** EXERCISE TASK **
The material below should be written out in full and exactly; pictures stay out of the copy.

— BEGIN GIVEN DATA —

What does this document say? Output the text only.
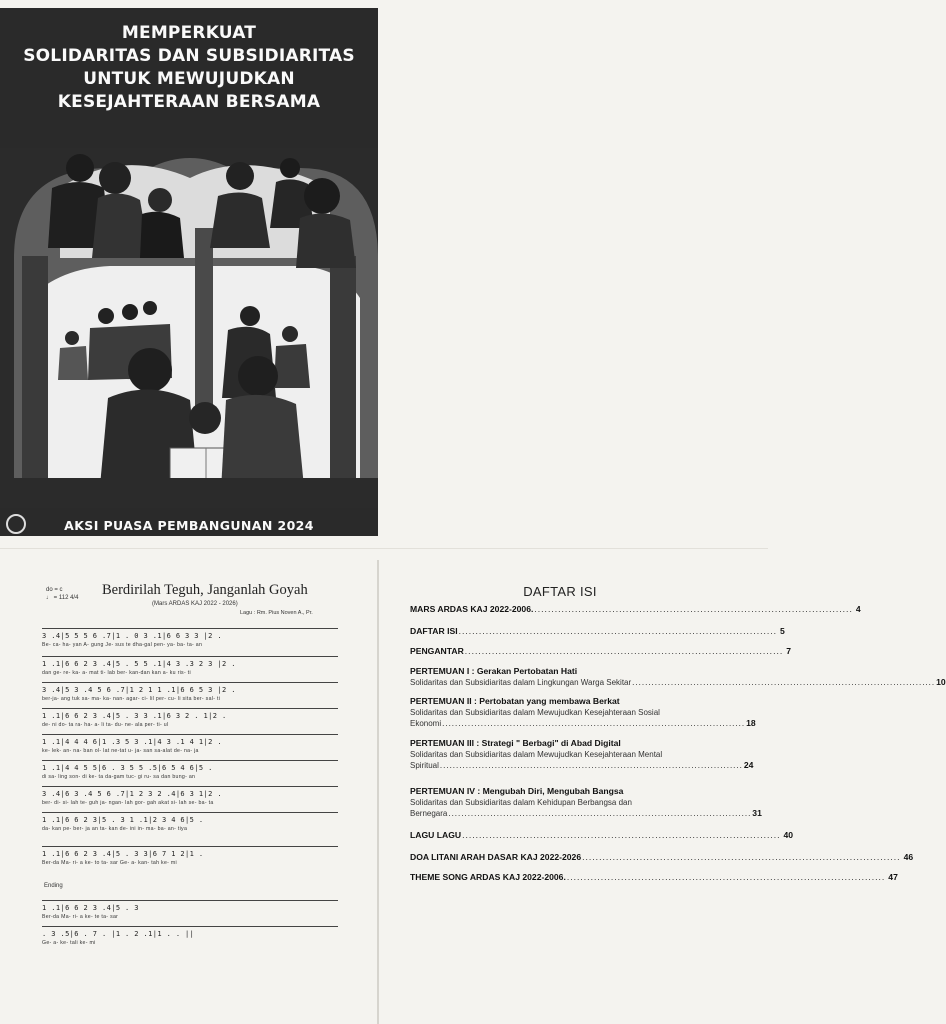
MEMPERKUAT
SOLIDARITAS DAN SUBSIDIARITAS
UNTUK MEWUJUDKAN
KESEJAHTERAAN BERSAMA
AKSI PUASA PEMBANGUNAN 2024
do = c
♩ = 112 4/4 Berdirilah Teguh, Janganlah Goyah
(Mars ARDAS KAJ 2022 - 2026)
Lagu : Rm. Pius Noven A., Pr.
3 .4|5 5 5 6 .7|1 . 0 3 .1|6 6 3 3 |2 .
Be- ca- ha- yan A- gung Je- sus te dha-gal pen- ya- ba- ta- an
1 .1|6 6 2 3 .4|5 . 5 5 .1|4 3 .3 2 3 |2 .
dan ge- re- ka- a- mat ti- lab ber- kan-dan kan a- ku ris- ti
3 .4|5 3 .4 5 6 .7|1 2 1 1 .1|6 6 5 3 |2 .
ber-ja- ang tuk sa- ma- ka- nan- agar- ci- lil per- cu- li sita ber- sal- ti
1 .1|6 6 2 3 .4|5 . 3 3 .1|6 3 2 . 1|2 .
de- ni do- ta ra- ha- a- li ta- du- ne- ala per- ti- ul
1 .1|4 4 4 6|1 .3 5 3 .1|4 3 .1 4 1|2 .
ke- lek- an- na- ban ol- lat ne-tat u- ja- san sa-alat de- na- ja
1 .1|4 4 5 5|6 . 3 5 5 .5|6 5 4 6|5 .
di sa- ling son- di ke- ta da-gam tuc- gi ru- sa dan bung- an
3 .4|6 3 .4 5 6 .7|1 2 3 2 .4|6 3 1|2 .
ber- di- si- lah te- guh ja- ngan- lah gor- gah akat si- lah se- ba- ta
1 .1|6 6 2 3|5 . 3 1 .1|2 3 4 6|5 .
da- kan pe- ber- ja an ta- kan de- ini in- ma- ba- an- tiya
1 .1|6 6 2 3 .4|5 . 3 3|6 7 1 2|1 .
Ber-da Ma- ri- a ke- to ta- sar Ge- a- kan- tah ke- mi
Ending
1 .1|6 6 2 3 .4|5 . 3
Ber-da Ma- ri- a ke- te ta- sar
. 3 .5|6 . 7 . |1 . 2 .1|1 . . ||
Ge- a- ke- tali ke- mi
DAFTAR ISI
MARS ARDAS KAJ 2022-2006. .............................................................................................. 4
DAFTAR ISI .............................................................................................. 5
PENGANTAR .............................................................................................. 7
PERTEMUAN I : Gerakan Pertobatan Hati
Solidaritas dan Subsidiaritas dalam Lingkungan Warga Sekitar .............................................................................................. 10
PERTEMUAN II : Pertobatan yang membawa Berkat
Solidaritas dan Subsidiaritas dalam Mewujudkan Kesejahteraan Sosial
Ekonomi .............................................................................................. 18
PERTEMUAN III : Strategi " Berbagi" di Abad Digital
Solidaritas dan Subsidiaritas dalam Mewujudkan Kesejahteraan Mental
Spiritual .............................................................................................. 24
PERTEMUAN IV : Mengubah Diri, Mengubah Bangsa
Solidaritas dan Subsidiaritas dalam Kehidupan Berbangsa dan
Bernegara .............................................................................................. 31
LAGU LAGU .............................................................................................. 40
DOA LITANI ARAH DASAR KAJ 2022-2026 .............................................................................................. 46
THEME SONG ARDAS KAJ 2022-2006. .............................................................................................. 47
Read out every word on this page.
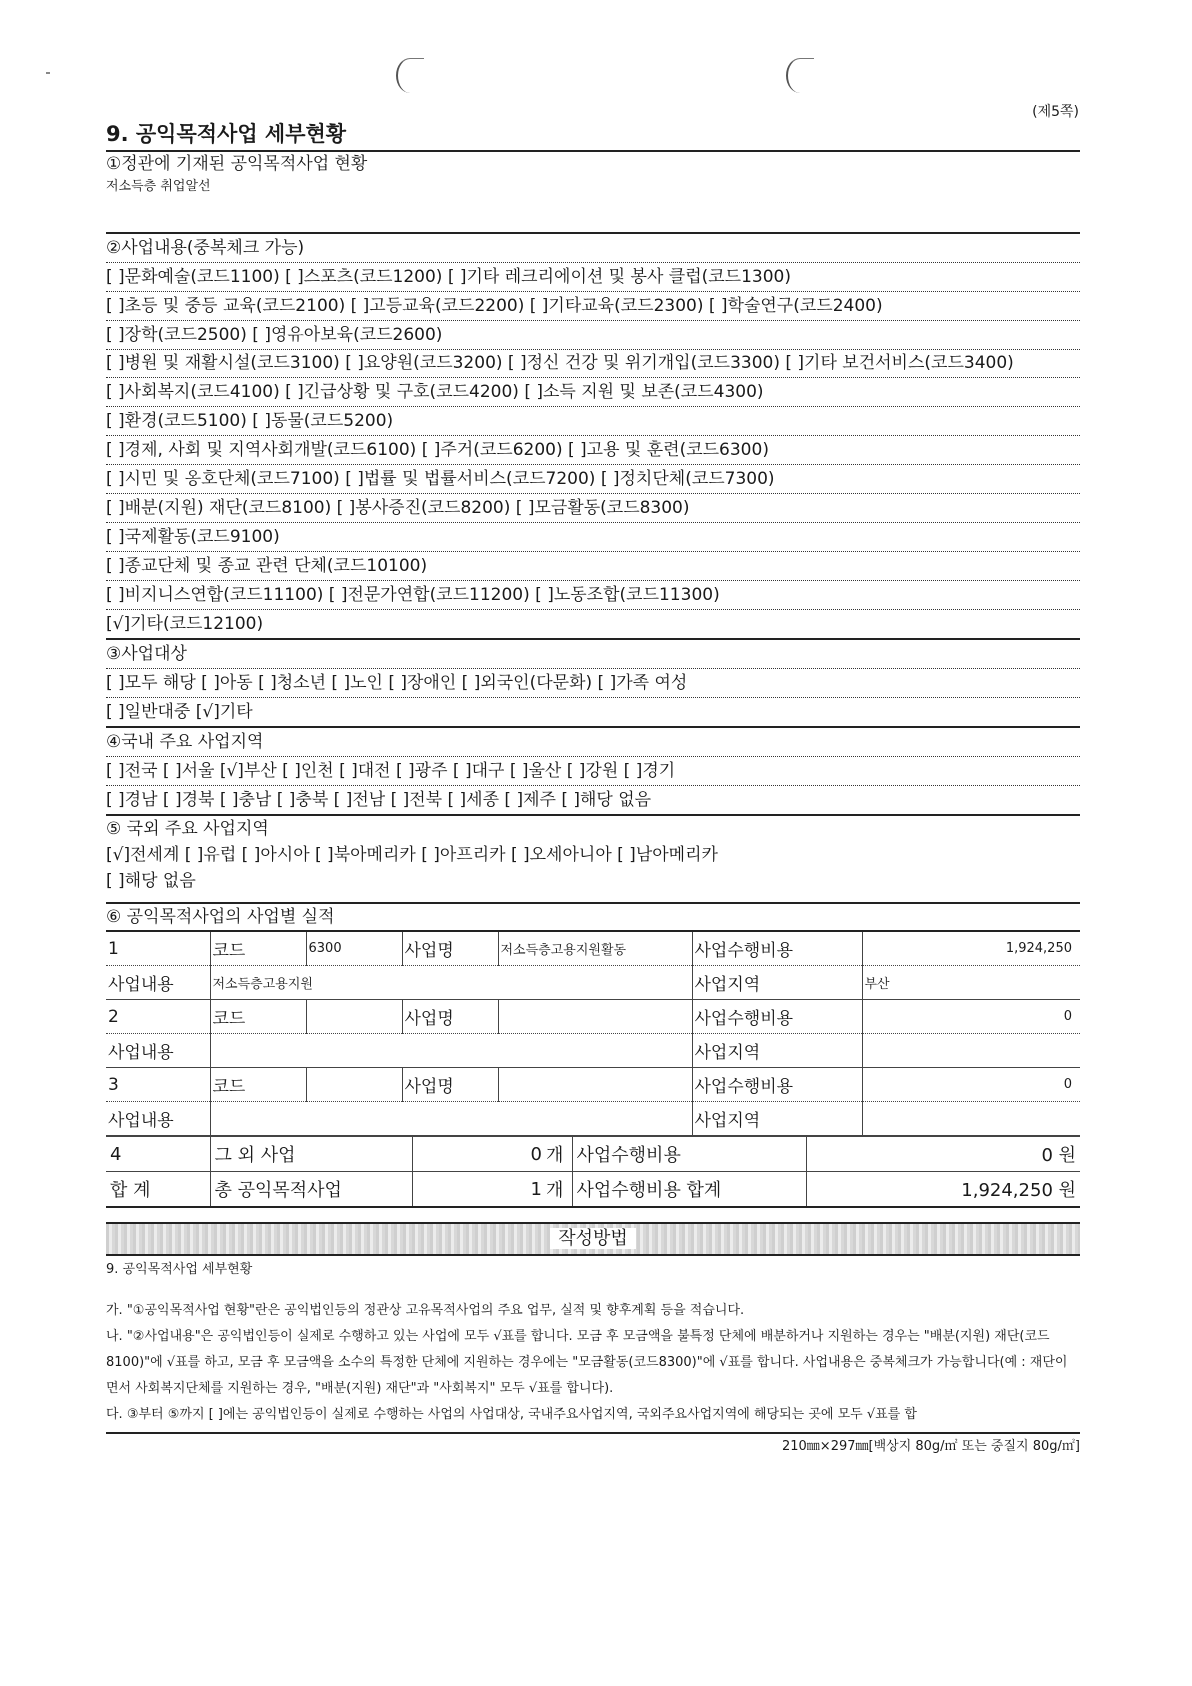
(제5쪽)
9. 공익목적사업 세부현황
①정관에 기재된 공익목적사업 현황
저소득층 취업알선
②사업내용(중복체크 가능)
[ ]문화예술(코드1100) [ ]스포츠(코드1200) [ ]기타 레크리에이션 및 봉사 클럽(코드1300)
[ ]초등 및 중등 교육(코드2100) [ ]고등교육(코드2200) [ ]기타교육(코드2300) [ ]학술연구(코드2400)
[ ]장학(코드2500) [ ]영유아보육(코드2600)
[ ]병원 및 재활시설(코드3100) [ ]요양원(코드3200) [ ]정신 건강 및 위기개입(코드3300) [ ]기타 보건서비스(코드3400)
[ ]사회복지(코드4100) [ ]긴급상황 및 구호(코드4200) [ ]소득 지원 및 보존(코드4300)
[ ]환경(코드5100) [ ]동물(코드5200)
[ ]경제, 사회 및 지역사회개발(코드6100) [ ]주거(코드6200) [ ]고용 및 훈련(코드6300)
[ ]시민 및 옹호단체(코드7100) [ ]법률 및 법률서비스(코드7200) [ ]정치단체(코드7300)
[ ]배분(지원) 재단(코드8100) [ ]봉사증진(코드8200) [ ]모금활동(코드8300)
[ ]국제활동(코드9100)
[ ]종교단체 및 종교 관련 단체(코드10100)
[ ]비지니스연합(코드11100) [ ]전문가연합(코드11200) [ ]노동조합(코드11300)
[√]기타(코드12100)
③사업대상
[ ]모두 해당 [ ]아동 [ ]청소년 [ ]노인 [ ]장애인 [ ]외국인(다문화) [ ]가족 여성
[ ]일반대중 [√]기타
④국내 주요 사업지역
[ ]전국 [ ]서울 [√]부산 [ ]인천 [ ]대전 [ ]광주 [ ]대구 [ ]울산 [ ]강원 [ ]경기
[ ]경남 [ ]경북 [ ]충남 [ ]충북 [ ]전남 [ ]전북 [ ]세종 [ ]제주 [ ]해당 없음
⑤ 국외 주요 사업지역
[√]전세계 [ ]유럽 [ ]아시아 [ ]북아메리카 [ ]아프리카 [ ]오세아니아 [ ]남아메리카
[ ]해당 없음
⑥ 공익목적사업의 사업별 실적
1	코드	6300	사업명	저소득층고용지원활동	사업수행비용	1,924,250
사업내용	저소득층고용지원				사업지역	부산
2	코드		사업명		사업수행비용	0
사업내용					사업지역	
3	코드		사업명		사업수행비용	0
사업내용					사업지역	
4	그 외 사업	0	개	사업수행비용	0 원
합 계	총 공익목적사업	1	개	사업수행비용 합계	1,924,250 원
작성방법
9. 공익목적사업 세부현황
가. "①공익목적사업 현황"란은 공익법인등의 정관상 고유목적사업의 주요 업무, 실적 및 향후계획 등을 적습니다.
나. "②사업내용"은 공익법인등이 실제로 수행하고 있는 사업에 모두 √표를 합니다. 모금 후 모금액을 불특정 단체에 배분하거나 지원하는 경우는 "배분(지원) 재단(코드8100)"에 √표를 하고, 모금 후 모금액을 소수의 특정한 단체에 지원하는 경우에는 "모금활동(코드8300)"에 √표를 합니다. 사업내용은 중복체크가 가능합니다(예 : 재단이면서 사회복지단체를 지원하는 경우, "배분(지원) 재단"과 "사회복지" 모두 √표를 합니다).
다. ③부터 ⑤까지 [ ]에는 공익법인등이 실제로 수행하는 사업의 사업대상, 국내주요사업지역, 국외주요사업지역에 해당되는 곳에 모두 √표를 합
210㎜×297㎜[백상지 80g/㎡ 또는 중질지 80g/㎡]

— END GIVEN DATA —

** SOLUTION TO THIS TASK **
What does this document say? Output the text only.
MEMPERKUAT
SOLIDARITAS DAN SUBSIDIARITAS
UNTUK MEWUJUDKAN
KESEJAHTERAAN BERSAMA
AKSI PUASA PEMBANGUNAN 2024
do = c
♩ = 112 4/4 Berdirilah Teguh, Janganlah Goyah
(Mars ARDAS KAJ 2022 - 2026)
Lagu : Rm. Pius Noven A., Pr.
3 .4|5 5 5 6 .7|1 . 0 3 .1|6 6 3 3 |2 .
Be- ca- ha- yan A- gung Je- sus te dha-gal pen- ya- ba- ta- an
1 .1|6 6 2 3 .4|5 . 5 5 .1|4 3 .3 2 3 |2 .
dan ge- re- ka- a- mat ti- lab ber- kan-dan kan a- ku ris- ti
3 .4|5 3 .4 5 6 .7|1 2 1 1 .1|6 6 5 3 |2 .
ber-ja- ang tuk sa- ma- ka- nan- agar- ci- lil per- cu- li sita ber- sal- ti
1 .1|6 6 2 3 .4|5 . 3 3 .1|6 3 2 . 1|2 .
de- ni do- ta ra- ha- a- li ta- du- ne- ala per- ti- ul
1 .1|4 4 4 6|1 .3 5 3 .1|4 3 .1 4 1|2 .
ke- lek- an- na- ban ol- lat ne-tat u- ja- san sa-alat de- na- ja
1 .1|4 4 5 5|6 . 3 5 5 .5|6 5 4 6|5 .
di sa- ling son- di ke- ta da-gam tuc- gi ru- sa dan bung- an
3 .4|6 3 .4 5 6 .7|1 2 3 2 .4|6 3 1|2 .
ber- di- si- lah te- guh ja- ngan- lah gor- gah akat si- lah se- ba- ta
1 .1|6 6 2 3|5 . 3 1 .1|2 3 4 6|5 .
da- kan pe- ber- ja an ta- kan de- ini in- ma- ba- an- tiya
1 .1|6 6 2 3 .4|5 . 3 3|6 7 1 2|1 .
Ber-da Ma- ri- a ke- to ta- sar Ge- a- kan- tah ke- mi
Ending
1 .1|6 6 2 3 .4|5 . 3
Ber-da Ma- ri- a ke- te ta- sar
. 3 .5|6 . 7 . |1 . 2 .1|1 . . ||
Ge- a- ke- tali ke- mi
DAFTAR ISI
MARS ARDAS KAJ 2022-2006. .............................................................................................. 4
DAFTAR ISI .............................................................................................. 5
PENGANTAR .............................................................................................. 7
PERTEMUAN I : Gerakan Pertobatan Hati
Solidaritas dan Subsidiaritas dalam Lingkungan Warga Sekitar .............................................................................................. 10
PERTEMUAN II : Pertobatan yang membawa Berkat
Solidaritas dan Subsidiaritas dalam Mewujudkan Kesejahteraan Sosial
Ekonomi .............................................................................................. 18
PERTEMUAN III : Strategi " Berbagi" di Abad Digital
Solidaritas dan Subsidiaritas dalam Mewujudkan Kesejahteraan Mental
Spiritual .............................................................................................. 24
PERTEMUAN IV : Mengubah Diri, Mengubah Bangsa
Solidaritas dan Subsidiaritas dalam Kehidupan Berbangsa dan
Bernegara .............................................................................................. 31
LAGU LAGU .............................................................................................. 40
DOA LITANI ARAH DASAR KAJ 2022-2026 .............................................................................................. 46
THEME SONG ARDAS KAJ 2022-2006. .............................................................................................. 47
Read out every word on this page.
(제5쪽)
9. 공익목적사업 세부현황
①정관에 기재된 공익목적사업 현황
저소득층 취업알선
②사업내용(중복체크 가능)
[ ]문화예술(코드1100) [ ]스포츠(코드1200) [ ]기타 레크리에이션 및 봉사 클럽(코드1300)
[ ]초등 및 중등 교육(코드2100) [ ]고등교육(코드2200) [ ]기타교육(코드2300) [ ]학술연구(코드2400)
[ ]장학(코드2500) [ ]영유아보육(코드2600)
[ ]병원 및 재활시설(코드3100) [ ]요양원(코드3200) [ ]정신 건강 및 위기개입(코드3300) [ ]기타 보건서비스(코드3400)
[ ]사회복지(코드4100) [ ]긴급상황 및 구호(코드4200) [ ]소득 지원 및 보존(코드4300)
[ ]환경(코드5100) [ ]동물(코드5200)
[ ]경제, 사회 및 지역사회개발(코드6100) [ ]주거(코드6200) [ ]고용 및 훈련(코드6300)
[ ]시민 및 옹호단체(코드7100) [ ]법률 및 법률서비스(코드7200) [ ]정치단체(코드7300)
[ ]배분(지원) 재단(코드8100) [ ]봉사증진(코드8200) [ ]모금활동(코드8300)
[ ]국제활동(코드9100)
[ ]종교단체 및 종교 관련 단체(코드10100)
[ ]비지니스연합(코드11100) [ ]전문가연합(코드11200) [ ]노동조합(코드11300)
[√]기타(코드12100)
③사업대상
[ ]모두 해당 [ ]아동 [ ]청소년 [ ]노인 [ ]장애인 [ ]외국인(다문화) [ ]가족 여성
[ ]일반대중 [√]기타
④국내 주요 사업지역
[ ]전국 [ ]서울 [√]부산 [ ]인천 [ ]대전 [ ]광주 [ ]대구 [ ]울산 [ ]강원 [ ]경기
[ ]경남 [ ]경북 [ ]충남 [ ]충북 [ ]전남 [ ]전북 [ ]세종 [ ]제주 [ ]해당 없음
⑤ 국외 주요 사업지역
[√]전세계 [ ]유럽 [ ]아시아 [ ]북아메리카 [ ]아프리카 [ ]오세아니아 [ ]남아메리카
[ ]해당 없음
⑥ 공익목적사업의 사업별 실적
1	코드	6300	사업명	저소득층고용지원활동	사업수행비용	1,924,250
사업내용	저소득층고용지원				사업지역	부산
2	코드		사업명		사업수행비용	0
사업내용					사업지역	
3	코드		사업명		사업수행비용	0
사업내용					사업지역	
4	그 외 사업	0	개	사업수행비용	0 원
합 계	총 공익목적사업	1	개	사업수행비용 합계	1,924,250 원
작성방법
9. 공익목적사업 세부현황
가. "①공익목적사업 현황"란은 공익법인등의 정관상 고유목적사업의 주요 업무, 실적 및 향후계획 등을 적습니다.
나. "②사업내용"은 공익법인등이 실제로 수행하고 있는 사업에 모두 √표를 합니다. 모금 후 모금액을 불특정 단체에 배분하거나 지원하는 경우는 "배분(지원) 재단(코드8100)"에 √표를 하고, 모금 후 모금액을 소수의 특정한 단체에 지원하는 경우에는 "모금활동(코드8300)"에 √표를 합니다. 사업내용은 중복체크가 가능합니다(예 : 재단이면서 사회복지단체를 지원하는 경우, "배분(지원) 재단"과 "사회복지" 모두 √표를 합니다).
다. ③부터 ⑤까지 [ ]에는 공익법인등이 실제로 수행하는 사업의 사업대상, 국내주요사업지역, 국외주요사업지역에 해당되는 곳에 모두 √표를 합
210㎜×297㎜[백상지 80g/㎡ 또는 중질지 80g/㎡]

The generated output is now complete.